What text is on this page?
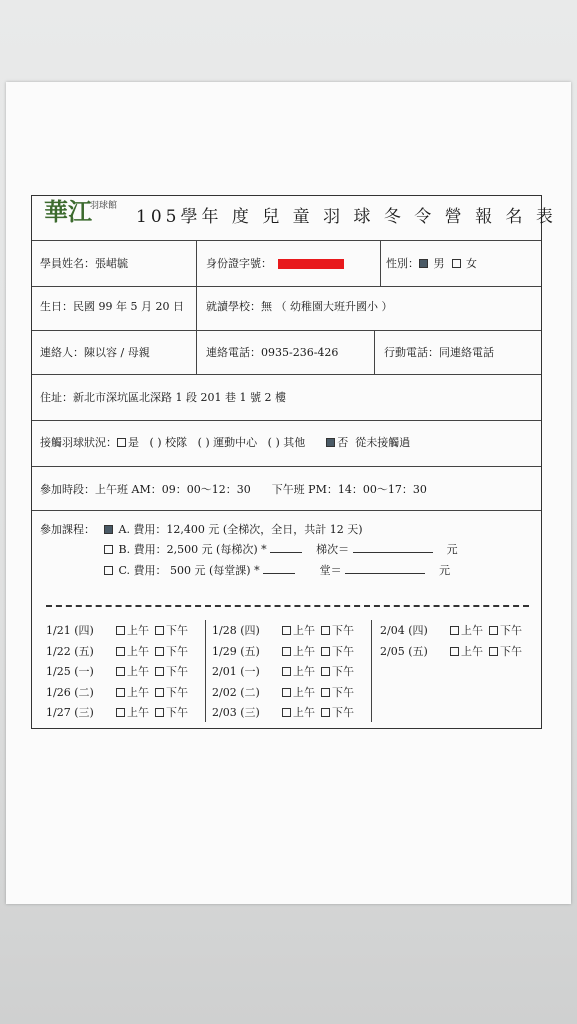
華江
羽球館
105學年 度 兒 童 羽 球 冬 令 營 報 名 表
學員姓名：張峮毓	身份證字號：	性別： 男 女
生日：民國 99 年 5 月 20 日 就讀學校：無 （ 幼稚園大班升國小 ）
連絡人：陳以容 / 母親	連絡電話：0935-236-426	行動電話：同連絡電話
住址：新北市深坑區北深路 1 段 201 巷 1 號 2 樓
接觸羽球狀況： 是 ( ) 校隊 ( ) 運動中心 ( ) 其他	否 從未接觸過
參加時段：上午班 AM：09：00～12：30 下午班 PM：14：00～17：30
參加課程：	A. 費用：12,400 元 (全梯次，全日，共計 12 天)
B. 費用：2,500 元 (每梯次) *	梯次＝	元
C. 費用： 500 元 (每堂課) *	堂＝	元
1/21 (四)	上午 下午
1/22 (五)	上午 下午
1/25 (一)	上午 下午
1/26 (二)	上午 下午
1/27 (三)	上午 下午
1/28 (四)	上午 下午
1/29 (五)	上午 下午
2/01 (一)	上午 下午
2/02 (二)	上午 下午
2/03 (三)	上午 下午
2/04 (四)	上午 下午
2/05 (五)	上午 下午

-- TO DO --
Copy out all the entries exactly. Images stay out of the copy.

-- RESPONSE FOR THIS EXERCISE --
What text is on this page?
華江
羽球館
105學年 度 兒 童 羽 球 冬 令 營 報 名 表
學員姓名：張峮毓	身份證字號：	性別： 男 女
生日：民國 99 年 5 月 20 日 就讀學校：無 （ 幼稚園大班升國小 ）
連絡人：陳以容 / 母親	連絡電話：0935-236-426	行動電話：同連絡電話
住址：新北市深坑區北深路 1 段 201 巷 1 號 2 樓
接觸羽球狀況： 是 ( ) 校隊 ( ) 運動中心 ( ) 其他	否 從未接觸過
參加時段：上午班 AM：09：00～12：30 下午班 PM：14：00～17：30
參加課程：	A. 費用：12,400 元 (全梯次，全日，共計 12 天)
B. 費用：2,500 元 (每梯次) *	梯次＝	元
C. 費用： 500 元 (每堂課) *	堂＝	元
1/21 (四)	上午 下午
1/22 (五)	上午 下午
1/25 (一)	上午 下午
1/26 (二)	上午 下午
1/27 (三)	上午 下午
1/28 (四)	上午 下午
1/29 (五)	上午 下午
2/01 (一)	上午 下午
2/02 (二)	上午 下午
2/03 (三)	上午 下午
2/04 (四)	上午 下午
2/05 (五)	上午 下午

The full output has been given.